#### [The input]
BEGIN
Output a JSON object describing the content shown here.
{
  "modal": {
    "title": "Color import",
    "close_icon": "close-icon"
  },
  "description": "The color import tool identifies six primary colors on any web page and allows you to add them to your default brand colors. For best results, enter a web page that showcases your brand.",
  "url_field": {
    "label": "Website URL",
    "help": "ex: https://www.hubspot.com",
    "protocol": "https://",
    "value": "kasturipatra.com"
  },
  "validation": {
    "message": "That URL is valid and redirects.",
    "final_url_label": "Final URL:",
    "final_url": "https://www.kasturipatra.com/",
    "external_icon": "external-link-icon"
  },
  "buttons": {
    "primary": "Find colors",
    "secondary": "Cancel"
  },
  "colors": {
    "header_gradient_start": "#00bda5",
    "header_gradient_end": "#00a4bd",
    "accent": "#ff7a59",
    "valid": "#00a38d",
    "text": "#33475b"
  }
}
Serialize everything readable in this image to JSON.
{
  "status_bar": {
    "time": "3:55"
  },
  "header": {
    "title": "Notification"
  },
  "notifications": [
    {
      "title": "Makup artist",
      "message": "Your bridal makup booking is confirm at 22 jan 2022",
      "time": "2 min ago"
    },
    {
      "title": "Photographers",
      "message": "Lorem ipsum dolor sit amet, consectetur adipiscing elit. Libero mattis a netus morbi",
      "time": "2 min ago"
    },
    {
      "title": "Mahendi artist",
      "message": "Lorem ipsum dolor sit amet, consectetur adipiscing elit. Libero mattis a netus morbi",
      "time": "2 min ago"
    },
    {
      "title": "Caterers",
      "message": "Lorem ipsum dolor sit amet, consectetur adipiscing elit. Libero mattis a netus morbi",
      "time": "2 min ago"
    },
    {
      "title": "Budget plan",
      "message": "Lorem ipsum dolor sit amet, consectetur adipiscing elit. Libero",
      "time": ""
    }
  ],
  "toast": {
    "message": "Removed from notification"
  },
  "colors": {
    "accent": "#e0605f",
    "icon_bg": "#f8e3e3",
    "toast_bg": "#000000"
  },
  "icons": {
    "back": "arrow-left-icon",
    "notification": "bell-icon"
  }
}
END
Please set down each line of the records exactly as given.

Output a JSON object describing the content shown here.
{
  "modal": {
    "title": "Color import",
    "close_icon": "close-icon"
  },
  "description": "The color import tool identifies six primary colors on any web page and allows you to add them to your default brand colors. For best results, enter a web page that showcases your brand.",
  "url_field": {
    "label": "Website URL",
    "help": "ex: https://www.hubspot.com",
    "protocol": "https://",
    "value": "kasturipatra.com"
  },
  "validation": {
    "message": "That URL is valid and redirects.",
    "final_url_label": "Final URL:",
    "final_url": "https://www.kasturipatra.com/",
    "external_icon": "external-link-icon"
  },
  "buttons": {
    "primary": "Find colors",
    "secondary": "Cancel"
  },
  "colors": {
    "header_gradient_start": "#00bda5",
    "header_gradient_end": "#00a4bd",
    "accent": "#ff7a59",
    "valid": "#00a38d",
    "text": "#33475b"
  }
}
Serialize everything readable in this image to JSON.
{
  "status_bar": {
    "time": "3:55"
  },
  "header": {
    "title": "Notification"
  },
  "notifications": [
    {
      "title": "Makup artist",
      "message": "Your bridal makup booking is confirm at 22 jan 2022",
      "time": "2 min ago"
    },
    {
      "title": "Photographers",
      "message": "Lorem ipsum dolor sit amet, consectetur adipiscing elit. Libero mattis a netus morbi",
      "time": "2 min ago"
    },
    {
      "title": "Mahendi artist",
      "message": "Lorem ipsum dolor sit amet, consectetur adipiscing elit. Libero mattis a netus morbi",
      "time": "2 min ago"
    },
    {
      "title": "Caterers",
      "message": "Lorem ipsum dolor sit amet, consectetur adipiscing elit. Libero mattis a netus morbi",
      "time": "2 min ago"
    },
    {
      "title": "Budget plan",
      "message": "Lorem ipsum dolor sit amet, consectetur adipiscing elit. Libero",
      "time": ""
    }
  ],
  "toast": {
    "message": "Removed from notification"
  },
  "colors": {
    "accent": "#e0605f",
    "icon_bg": "#f8e3e3",
    "toast_bg": "#000000"
  },
  "icons": {
    "back": "arrow-left-icon",
    "notification": "bell-icon"
  }
}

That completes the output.